● Short problem
In the data below, find every line that has the string "Tarbimiskoha", and copy it.
--- Begin Data supplied ---
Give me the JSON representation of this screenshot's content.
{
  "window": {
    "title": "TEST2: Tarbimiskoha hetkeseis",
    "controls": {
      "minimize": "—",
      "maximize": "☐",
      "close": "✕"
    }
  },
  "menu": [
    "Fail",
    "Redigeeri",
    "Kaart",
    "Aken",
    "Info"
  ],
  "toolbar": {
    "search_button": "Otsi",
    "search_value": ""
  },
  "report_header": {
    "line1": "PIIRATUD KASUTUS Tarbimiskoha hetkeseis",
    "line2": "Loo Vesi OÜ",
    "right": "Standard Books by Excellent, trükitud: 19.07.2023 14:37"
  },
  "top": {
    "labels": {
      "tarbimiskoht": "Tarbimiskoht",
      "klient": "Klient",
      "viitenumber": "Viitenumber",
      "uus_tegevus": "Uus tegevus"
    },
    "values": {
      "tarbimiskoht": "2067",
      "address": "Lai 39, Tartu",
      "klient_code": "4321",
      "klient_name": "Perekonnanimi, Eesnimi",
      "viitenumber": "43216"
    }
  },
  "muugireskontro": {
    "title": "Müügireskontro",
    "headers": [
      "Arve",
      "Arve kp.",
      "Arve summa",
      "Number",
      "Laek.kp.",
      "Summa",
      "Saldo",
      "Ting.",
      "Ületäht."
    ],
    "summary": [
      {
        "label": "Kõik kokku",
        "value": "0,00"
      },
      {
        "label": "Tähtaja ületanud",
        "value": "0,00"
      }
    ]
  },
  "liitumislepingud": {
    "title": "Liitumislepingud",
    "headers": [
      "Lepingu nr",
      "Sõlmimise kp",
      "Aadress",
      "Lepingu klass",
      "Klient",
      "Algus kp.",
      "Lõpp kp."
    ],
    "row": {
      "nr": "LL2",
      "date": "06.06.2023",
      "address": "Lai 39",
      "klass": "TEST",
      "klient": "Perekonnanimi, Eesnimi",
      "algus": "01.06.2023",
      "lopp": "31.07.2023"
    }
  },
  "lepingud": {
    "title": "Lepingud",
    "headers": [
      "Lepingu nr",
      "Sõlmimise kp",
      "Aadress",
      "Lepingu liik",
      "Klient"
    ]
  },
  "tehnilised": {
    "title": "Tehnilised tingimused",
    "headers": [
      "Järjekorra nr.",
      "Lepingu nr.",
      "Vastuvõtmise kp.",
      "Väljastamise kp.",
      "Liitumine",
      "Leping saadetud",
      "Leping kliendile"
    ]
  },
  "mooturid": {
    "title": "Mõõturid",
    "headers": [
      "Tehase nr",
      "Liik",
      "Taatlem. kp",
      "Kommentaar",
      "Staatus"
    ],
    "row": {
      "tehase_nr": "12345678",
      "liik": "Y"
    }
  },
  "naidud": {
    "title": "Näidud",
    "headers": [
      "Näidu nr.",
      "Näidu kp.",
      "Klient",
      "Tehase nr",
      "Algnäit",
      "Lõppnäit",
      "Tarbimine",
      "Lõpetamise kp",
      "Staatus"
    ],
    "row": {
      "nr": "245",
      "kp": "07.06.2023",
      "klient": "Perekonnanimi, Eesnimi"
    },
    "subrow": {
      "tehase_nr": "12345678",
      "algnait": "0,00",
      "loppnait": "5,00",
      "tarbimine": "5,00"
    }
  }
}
--- End Data supplied ---
● Result for this task
    "title": "TEST2: Tarbimiskoha hetkeseis",
    "line1": "PIIRATUD KASUTUS Tarbimiskoha hetkeseis",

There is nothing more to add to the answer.